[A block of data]
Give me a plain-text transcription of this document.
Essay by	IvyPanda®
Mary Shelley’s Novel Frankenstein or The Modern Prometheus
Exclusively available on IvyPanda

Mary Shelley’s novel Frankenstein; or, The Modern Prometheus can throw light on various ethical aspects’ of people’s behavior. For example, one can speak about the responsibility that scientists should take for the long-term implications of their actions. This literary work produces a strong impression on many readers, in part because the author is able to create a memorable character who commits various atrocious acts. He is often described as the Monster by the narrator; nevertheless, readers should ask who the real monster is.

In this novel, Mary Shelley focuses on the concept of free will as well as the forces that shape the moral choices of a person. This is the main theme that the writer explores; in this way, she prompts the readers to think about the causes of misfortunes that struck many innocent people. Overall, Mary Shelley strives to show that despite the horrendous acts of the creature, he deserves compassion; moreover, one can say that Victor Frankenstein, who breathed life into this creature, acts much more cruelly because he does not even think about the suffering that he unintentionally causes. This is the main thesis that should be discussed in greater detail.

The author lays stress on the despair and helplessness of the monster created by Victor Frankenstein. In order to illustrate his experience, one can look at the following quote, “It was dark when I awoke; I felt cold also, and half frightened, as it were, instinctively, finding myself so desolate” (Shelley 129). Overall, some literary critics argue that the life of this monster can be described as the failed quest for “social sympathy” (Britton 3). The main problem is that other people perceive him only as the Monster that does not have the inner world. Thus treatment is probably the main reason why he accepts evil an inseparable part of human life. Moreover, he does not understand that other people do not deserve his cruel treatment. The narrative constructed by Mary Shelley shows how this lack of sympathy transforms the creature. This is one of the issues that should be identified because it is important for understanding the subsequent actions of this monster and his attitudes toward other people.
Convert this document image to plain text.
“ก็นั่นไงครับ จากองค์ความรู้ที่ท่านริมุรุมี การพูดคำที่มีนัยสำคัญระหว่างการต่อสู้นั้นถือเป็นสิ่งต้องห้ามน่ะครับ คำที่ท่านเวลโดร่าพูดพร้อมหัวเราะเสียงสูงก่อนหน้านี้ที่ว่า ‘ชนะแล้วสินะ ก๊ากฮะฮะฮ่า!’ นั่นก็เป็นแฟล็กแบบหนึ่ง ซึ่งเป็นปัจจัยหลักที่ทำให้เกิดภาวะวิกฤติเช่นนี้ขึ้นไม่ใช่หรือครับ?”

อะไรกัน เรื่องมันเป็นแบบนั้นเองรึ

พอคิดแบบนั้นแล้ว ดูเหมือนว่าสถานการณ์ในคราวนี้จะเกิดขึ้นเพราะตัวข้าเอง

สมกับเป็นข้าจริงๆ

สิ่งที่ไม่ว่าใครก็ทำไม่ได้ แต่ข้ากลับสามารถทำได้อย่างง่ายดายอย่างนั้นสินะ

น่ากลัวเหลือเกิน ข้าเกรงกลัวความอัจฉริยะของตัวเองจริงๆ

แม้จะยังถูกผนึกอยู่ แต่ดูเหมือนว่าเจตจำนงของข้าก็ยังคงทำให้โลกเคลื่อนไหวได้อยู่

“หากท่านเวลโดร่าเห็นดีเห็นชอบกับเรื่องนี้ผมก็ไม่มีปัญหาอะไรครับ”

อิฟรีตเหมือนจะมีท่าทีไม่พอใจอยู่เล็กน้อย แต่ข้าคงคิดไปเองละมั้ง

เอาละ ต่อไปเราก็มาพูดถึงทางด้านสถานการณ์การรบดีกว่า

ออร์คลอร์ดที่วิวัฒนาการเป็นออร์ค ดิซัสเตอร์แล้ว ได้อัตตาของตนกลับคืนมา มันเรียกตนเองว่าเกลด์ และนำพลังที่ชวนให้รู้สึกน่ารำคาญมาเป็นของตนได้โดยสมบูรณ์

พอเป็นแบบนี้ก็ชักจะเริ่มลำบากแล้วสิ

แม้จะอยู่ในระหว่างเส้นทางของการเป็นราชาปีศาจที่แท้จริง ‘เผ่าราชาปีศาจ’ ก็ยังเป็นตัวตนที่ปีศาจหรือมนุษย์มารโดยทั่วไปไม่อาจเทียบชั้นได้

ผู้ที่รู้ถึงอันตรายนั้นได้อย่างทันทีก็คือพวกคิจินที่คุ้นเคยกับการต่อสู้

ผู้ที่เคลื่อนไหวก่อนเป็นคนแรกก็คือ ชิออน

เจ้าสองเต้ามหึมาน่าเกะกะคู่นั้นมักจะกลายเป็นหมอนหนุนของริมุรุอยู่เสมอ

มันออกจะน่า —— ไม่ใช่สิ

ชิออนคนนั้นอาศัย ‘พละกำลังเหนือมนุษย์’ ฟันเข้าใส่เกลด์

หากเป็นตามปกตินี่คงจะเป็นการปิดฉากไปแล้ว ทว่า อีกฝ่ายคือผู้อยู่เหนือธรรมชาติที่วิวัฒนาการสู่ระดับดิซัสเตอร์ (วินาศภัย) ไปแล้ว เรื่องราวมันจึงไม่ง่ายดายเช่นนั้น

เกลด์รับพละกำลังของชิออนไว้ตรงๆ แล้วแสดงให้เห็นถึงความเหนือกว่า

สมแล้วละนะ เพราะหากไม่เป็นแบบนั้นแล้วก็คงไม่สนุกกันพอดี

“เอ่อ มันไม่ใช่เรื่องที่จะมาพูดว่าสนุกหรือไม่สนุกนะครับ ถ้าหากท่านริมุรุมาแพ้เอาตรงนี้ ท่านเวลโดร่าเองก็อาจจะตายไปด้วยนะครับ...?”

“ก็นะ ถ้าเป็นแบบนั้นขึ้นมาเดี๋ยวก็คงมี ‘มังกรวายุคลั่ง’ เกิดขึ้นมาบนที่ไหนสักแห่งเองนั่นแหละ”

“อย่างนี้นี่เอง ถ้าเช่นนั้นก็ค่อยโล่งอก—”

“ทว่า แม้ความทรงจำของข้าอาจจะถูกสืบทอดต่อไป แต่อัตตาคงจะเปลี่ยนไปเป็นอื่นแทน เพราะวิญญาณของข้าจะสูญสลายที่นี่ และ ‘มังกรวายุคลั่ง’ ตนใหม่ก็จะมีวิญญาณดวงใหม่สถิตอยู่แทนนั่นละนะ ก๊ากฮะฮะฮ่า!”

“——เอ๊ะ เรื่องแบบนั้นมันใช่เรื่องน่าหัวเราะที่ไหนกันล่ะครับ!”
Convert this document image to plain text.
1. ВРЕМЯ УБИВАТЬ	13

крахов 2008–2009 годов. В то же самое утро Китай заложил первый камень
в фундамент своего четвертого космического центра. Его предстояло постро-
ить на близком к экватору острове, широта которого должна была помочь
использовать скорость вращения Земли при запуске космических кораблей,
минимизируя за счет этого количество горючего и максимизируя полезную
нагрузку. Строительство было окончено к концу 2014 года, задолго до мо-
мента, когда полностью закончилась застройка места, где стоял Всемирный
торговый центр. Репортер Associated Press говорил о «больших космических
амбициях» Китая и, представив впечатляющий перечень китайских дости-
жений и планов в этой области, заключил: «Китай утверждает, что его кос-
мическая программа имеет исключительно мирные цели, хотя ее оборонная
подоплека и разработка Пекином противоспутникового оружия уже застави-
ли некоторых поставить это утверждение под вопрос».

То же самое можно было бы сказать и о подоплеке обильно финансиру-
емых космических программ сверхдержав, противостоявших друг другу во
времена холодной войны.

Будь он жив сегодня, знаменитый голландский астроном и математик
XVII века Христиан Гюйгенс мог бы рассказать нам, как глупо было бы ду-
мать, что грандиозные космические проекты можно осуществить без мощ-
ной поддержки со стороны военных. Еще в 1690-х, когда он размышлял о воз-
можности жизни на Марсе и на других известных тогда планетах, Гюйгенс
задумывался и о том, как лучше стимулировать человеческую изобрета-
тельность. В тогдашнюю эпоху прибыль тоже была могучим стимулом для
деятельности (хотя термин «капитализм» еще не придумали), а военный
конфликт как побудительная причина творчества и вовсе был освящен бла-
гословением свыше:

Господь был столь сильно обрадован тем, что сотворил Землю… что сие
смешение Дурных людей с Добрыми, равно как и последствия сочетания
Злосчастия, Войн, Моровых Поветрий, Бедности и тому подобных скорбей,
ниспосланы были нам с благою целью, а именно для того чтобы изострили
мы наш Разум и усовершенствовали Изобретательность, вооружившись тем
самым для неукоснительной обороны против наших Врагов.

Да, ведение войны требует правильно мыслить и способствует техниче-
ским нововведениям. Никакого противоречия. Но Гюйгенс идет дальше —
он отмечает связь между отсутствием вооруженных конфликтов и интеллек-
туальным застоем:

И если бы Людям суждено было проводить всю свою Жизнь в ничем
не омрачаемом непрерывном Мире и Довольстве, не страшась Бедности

WHAT THIS TASK INVOLVES » Identify and list each line with the word "была".

REPLY TO THE TASK »
ить на близком к экватору острове, широта которого должна была помочь
тельность. В тогдашнюю эпоху прибыль тоже была могучим стимулом для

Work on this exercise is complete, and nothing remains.